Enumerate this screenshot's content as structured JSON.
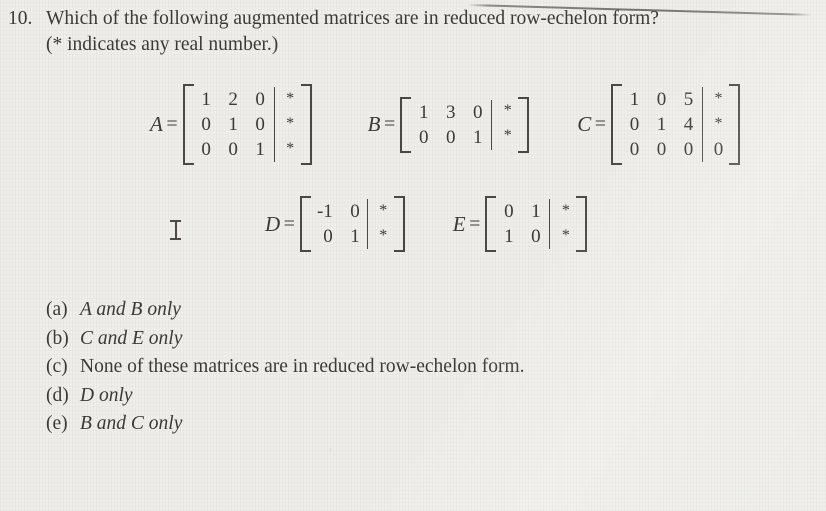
{
  "question": {
    "number": "10.",
    "line1": "Which of the following augmented matrices are in reduced row-echelon form?",
    "line2": "(* indicates any real number.)"
  },
  "matrices": [
    {
      "label": "A",
      "equals": "=",
      "coefficients": [
        [
          "1",
          "2",
          "0"
        ],
        [
          "0",
          "1",
          "0"
        ],
        [
          "0",
          "0",
          "1"
        ]
      ],
      "augment": [
        "*",
        "*",
        "*"
      ]
    },
    {
      "label": "B",
      "equals": "=",
      "coefficients": [
        [
          "1",
          "3",
          "0"
        ],
        [
          "0",
          "0",
          "1"
        ]
      ],
      "augment": [
        "*",
        "*"
      ]
    },
    {
      "label": "C",
      "equals": "=",
      "coefficients": [
        [
          "1",
          "0",
          "5"
        ],
        [
          "0",
          "1",
          "4"
        ],
        [
          "0",
          "0",
          "0"
        ]
      ],
      "augment": [
        "*",
        "*",
        "0"
      ]
    },
    {
      "label": "D",
      "equals": "=",
      "coefficients": [
        [
          "-1",
          "0"
        ],
        [
          "0",
          "1"
        ]
      ],
      "augment": [
        "*",
        "*"
      ]
    },
    {
      "label": "E",
      "equals": "=",
      "coefficients": [
        [
          "0",
          "1"
        ],
        [
          "1",
          "0"
        ]
      ],
      "augment": [
        "*",
        "*"
      ]
    }
  ],
  "choices": [
    {
      "tag": "(a)",
      "text": "A and B only"
    },
    {
      "tag": "(b)",
      "text": "C and E only"
    },
    {
      "tag": "(c)",
      "text": "None of these matrices are in reduced row-echelon form."
    },
    {
      "tag": "(d)",
      "text": "D only"
    },
    {
      "tag": "(e)",
      "text": "B and C only"
    }
  ],
  "artifacts": {
    "cursor": "text-ibeam-cursor",
    "rule": "horizontal-rule"
  },
  "colors": {
    "paper": "#efeeea",
    "ink": "#3c3a36",
    "rule": "#6e6c68"
  }
}
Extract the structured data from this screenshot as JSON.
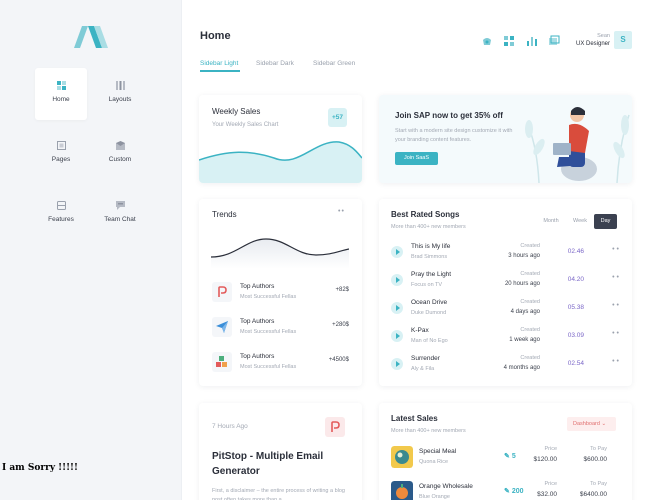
{
  "sidebar": {
    "items": [
      {
        "label": "Home",
        "icon": "dashboard-icon"
      },
      {
        "label": "Layouts",
        "icon": "layouts-icon"
      },
      {
        "label": "Pages",
        "icon": "pages-icon"
      },
      {
        "label": "Custom",
        "icon": "custom-icon"
      },
      {
        "label": "Features",
        "icon": "features-icon"
      },
      {
        "label": "Team Chat",
        "icon": "chat-icon"
      }
    ]
  },
  "header": {
    "title": "Home",
    "tabs": [
      "Sidebar Light",
      "Sidebar Dark",
      "Sidebar Green"
    ],
    "user_name": "Sean",
    "user_role": "UX Designer",
    "avatar_letter": "S"
  },
  "weekly_sales": {
    "title": "Weekly Sales",
    "subtitle": "Your Weekly Sales Chart",
    "badge": "+57"
  },
  "promo": {
    "title": "Join SAP now to get 35% off",
    "text": "Start with a modern site design customize it with your branding content features.",
    "button": "Join SaaS"
  },
  "trends": {
    "title": "Trends",
    "authors": [
      {
        "name": "Top Authors",
        "sub": "Most Successful Fellas",
        "value": "+82$"
      },
      {
        "name": "Top Authors",
        "sub": "Most Successful Fellas",
        "value": "+280$"
      },
      {
        "name": "Top Authors",
        "sub": "Most Successful Fellas",
        "value": "+4500$"
      }
    ]
  },
  "songs": {
    "title": "Best Rated Songs",
    "subtitle": "More than 400+ new members",
    "periods": [
      "Month",
      "Week",
      "Day"
    ],
    "created_label": "Created",
    "rows": [
      {
        "name": "This is My life",
        "artist": "Brad Simmons",
        "created": "3 hours ago",
        "duration": "02.46"
      },
      {
        "name": "Pray the Light",
        "artist": "Focus on TV",
        "created": "20 hours ago",
        "duration": "04.20"
      },
      {
        "name": "Ocean Drive",
        "artist": "Duke Dumond",
        "created": "4 days ago",
        "duration": "05.38"
      },
      {
        "name": "K-Pax",
        "artist": "Man of No Ego",
        "created": "1 week ago",
        "duration": "03.09"
      },
      {
        "name": "Surrender",
        "artist": "Aly & Fila",
        "created": "4 months ago",
        "duration": "02.54"
      }
    ]
  },
  "article": {
    "time": "7 Hours Ago",
    "title": "PitStop - Multiple Email Generator",
    "text": "First, a disclaimer – the entire process of writing a blog post often takes more than a"
  },
  "sales": {
    "title": "Latest Sales",
    "subtitle": "More than 400+ new members",
    "button": "Dashboard",
    "price_label": "Price",
    "topay_label": "To Pay",
    "rows": [
      {
        "name": "Special Meal",
        "brand": "Quona Rice",
        "qty": "5",
        "price": "$120.00",
        "to_pay": "$600.00"
      },
      {
        "name": "Orange Wholesale",
        "brand": "Blue Orange",
        "qty": "200",
        "price": "$32.00",
        "to_pay": "$6400.00"
      }
    ]
  },
  "overlay": "I am Sorry !!!!!",
  "colors": {
    "accent": "#3bb3c3",
    "duration": "#7a66c7",
    "dark_button": "#3b4150"
  }
}
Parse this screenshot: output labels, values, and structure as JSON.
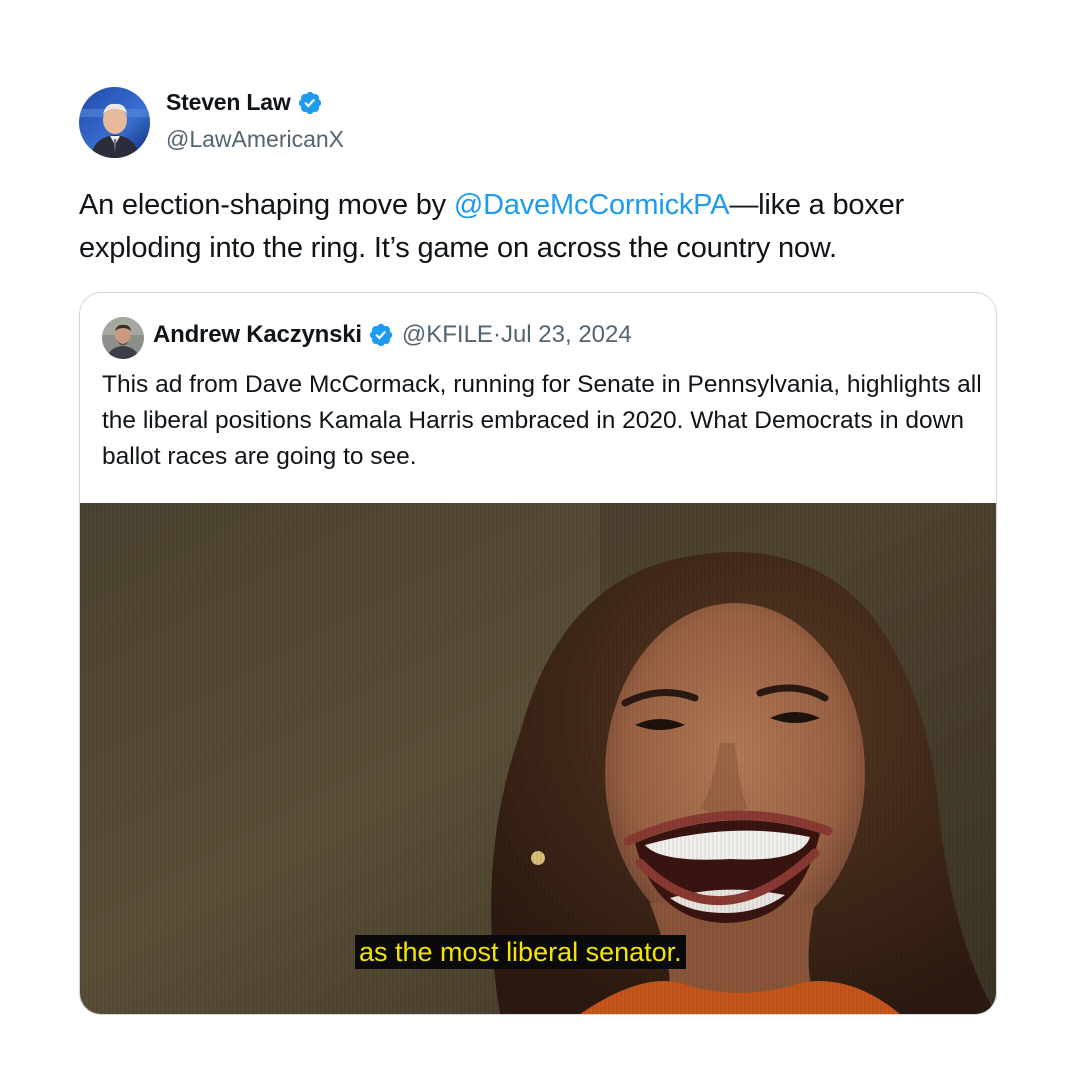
{
  "author": {
    "display_name": "Steven Law",
    "handle": "@LawAmericanX",
    "verified_icon": "verified-badge-icon",
    "avatar": "avatar"
  },
  "tweet": {
    "text_before": "An election-shaping move by ",
    "mention": "@DaveMcCormickPA",
    "text_after": "—like a boxer exploding into the ring. It’s game on across the country now."
  },
  "quoted": {
    "display_name": "Andrew Kaczynski",
    "handle": "@KFILE",
    "separator": " · ",
    "date": "Jul 23, 2024",
    "text": "This ad from Dave McCormack, running for Senate in Pennsylvania, highlights all the liberal positions Kamala Harris embraced in 2020. What Democrats in down ballot races are going to see.",
    "media_caption": "as the most liberal senator."
  },
  "colors": {
    "link": "#1d9bf0",
    "verified": "#1d9bf0",
    "secondary_text": "#536471",
    "border": "#cfd9de",
    "caption_text": "#f2e600",
    "caption_bg": "#0a0a0a"
  }
}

---

__EXERCISE__
Will you restate every entry word for word and omit the images?

__SOLVED PROBLEM__
Enumerate this screenshot's content as structured JSON.
{
  "question": {
    "number": "10.",
    "line1": "Which of the following augmented matrices are in reduced row-echelon form?",
    "line2": "(* indicates any real number.)"
  },
  "matrices": [
    {
      "label": "A",
      "equals": "=",
      "coefficients": [
        [
          "1",
          "2",
          "0"
        ],
        [
          "0",
          "1",
          "0"
        ],
        [
          "0",
          "0",
          "1"
        ]
      ],
      "augment": [
        "*",
        "*",
        "*"
      ]
    },
    {
      "label": "B",
      "equals": "=",
      "coefficients": [
        [
          "1",
          "3",
          "0"
        ],
        [
          "0",
          "0",
          "1"
        ]
      ],
      "augment": [
        "*",
        "*"
      ]
    },
    {
      "label": "C",
      "equals": "=",
      "coefficients": [
        [
          "1",
          "0",
          "5"
        ],
        [
          "0",
          "1",
          "4"
        ],
        [
          "0",
          "0",
          "0"
        ]
      ],
      "augment": [
        "*",
        "*",
        "0"
      ]
    },
    {
      "label": "D",
      "equals": "=",
      "coefficients": [
        [
          "-1",
          "0"
        ],
        [
          "0",
          "1"
        ]
      ],
      "augment": [
        "*",
        "*"
      ]
    },
    {
      "label": "E",
      "equals": "=",
      "coefficients": [
        [
          "0",
          "1"
        ],
        [
          "1",
          "0"
        ]
      ],
      "augment": [
        "*",
        "*"
      ]
    }
  ],
  "choices": [
    {
      "tag": "(a)",
      "text": "A and B only"
    },
    {
      "tag": "(b)",
      "text": "C and E only"
    },
    {
      "tag": "(c)",
      "text": "None of these matrices are in reduced row-echelon form."
    },
    {
      "tag": "(d)",
      "text": "D only"
    },
    {
      "tag": "(e)",
      "text": "B and C only"
    }
  ],
  "artifacts": {
    "cursor": "text-ibeam-cursor",
    "rule": "horizontal-rule"
  },
  "colors": {
    "paper": "#efeeea",
    "ink": "#3c3a36",
    "rule": "#6e6c68"
  }
}
Extract the structured data from this screenshot as JSON.
{
  "sidebar": {
    "items": [
      {
        "label": "Home",
        "icon": "dashboard-icon"
      },
      {
        "label": "Layouts",
        "icon": "layouts-icon"
      },
      {
        "label": "Pages",
        "icon": "pages-icon"
      },
      {
        "label": "Custom",
        "icon": "custom-icon"
      },
      {
        "label": "Features",
        "icon": "features-icon"
      },
      {
        "label": "Team Chat",
        "icon": "chat-icon"
      }
    ]
  },
  "header": {
    "title": "Home",
    "tabs": [
      "Sidebar Light",
      "Sidebar Dark",
      "Sidebar Green"
    ],
    "user_name": "Sean",
    "user_role": "UX Designer",
    "avatar_letter": "S"
  },
  "weekly_sales": {
    "title": "Weekly Sales",
    "subtitle": "Your Weekly Sales Chart",
    "badge": "+57"
  },
  "promo": {
    "title": "Join SAP now to get 35% off",
    "text": "Start with a modern site design customize it with your branding content features.",
    "button": "Join SaaS"
  },
  "trends": {
    "title": "Trends",
    "authors": [
      {
        "name": "Top Authors",
        "sub": "Most Successful Fellas",
        "value": "+82$"
      },
      {
        "name": "Top Authors",
        "sub": "Most Successful Fellas",
        "value": "+280$"
      },
      {
        "name": "Top Authors",
        "sub": "Most Successful Fellas",
        "value": "+4500$"
      }
    ]
  },
  "songs": {
    "title": "Best Rated Songs",
    "subtitle": "More than 400+ new members",
    "periods": [
      "Month",
      "Week",
      "Day"
    ],
    "created_label": "Created",
    "rows": [
      {
        "name": "This is My life",
        "artist": "Brad Simmons",
        "created": "3 hours ago",
        "duration": "02.46"
      },
      {
        "name": "Pray the Light",
        "artist": "Focus on TV",
        "created": "20 hours ago",
        "duration": "04.20"
      },
      {
        "name": "Ocean Drive",
        "artist": "Duke Dumond",
        "created": "4 days ago",
        "duration": "05.38"
      },
      {
        "name": "K-Pax",
        "artist": "Man of No Ego",
        "created": "1 week ago",
        "duration": "03.09"
      },
      {
        "name": "Surrender",
        "artist": "Aly & Fila",
        "created": "4 months ago",
        "duration": "02.54"
      }
    ]
  },
  "article": {
    "time": "7 Hours Ago",
    "title": "PitStop - Multiple Email Generator",
    "text": "First, a disclaimer – the entire process of writing a blog post often takes more than a"
  },
  "sales": {
    "title": "Latest Sales",
    "subtitle": "More than 400+ new members",
    "button": "Dashboard",
    "price_label": "Price",
    "topay_label": "To Pay",
    "rows": [
      {
        "name": "Special Meal",
        "brand": "Quona Rice",
        "qty": "5",
        "price": "$120.00",
        "to_pay": "$600.00"
      },
      {
        "name": "Orange Wholesale",
        "brand": "Blue Orange",
        "qty": "200",
        "price": "$32.00",
        "to_pay": "$6400.00"
      }
    ]
  },
  "overlay": "I am Sorry !!!!!",
  "colors": {
    "accent": "#3bb3c3",
    "duration": "#7a66c7",
    "dark_button": "#3b4150"
  }
}
Parse this screenshot: output labels, values, and structure as JSON.
{
  "author": {
    "display_name": "Steven Law",
    "handle": "@LawAmericanX",
    "verified_icon": "verified-badge-icon",
    "avatar": "avatar"
  },
  "tweet": {
    "text_before": "An election-shaping move by ",
    "mention": "@DaveMcCormickPA",
    "text_after": "—like a boxer exploding into the ring. It’s game on across the country now."
  },
  "quoted": {
    "display_name": "Andrew Kaczynski",
    "handle": "@KFILE",
    "separator": " · ",
    "date": "Jul 23, 2024",
    "text": "This ad from Dave McCormack, running for Senate in Pennsylvania, highlights all the liberal positions Kamala Harris embraced in 2020. What Democrats in down ballot races are going to see.",
    "media_caption": "as the most liberal senator."
  },
  "colors": {
    "link": "#1d9bf0",
    "verified": "#1d9bf0",
    "secondary_text": "#536471",
    "border": "#cfd9de",
    "caption_text": "#f2e600",
    "caption_bg": "#0a0a0a"
  }
}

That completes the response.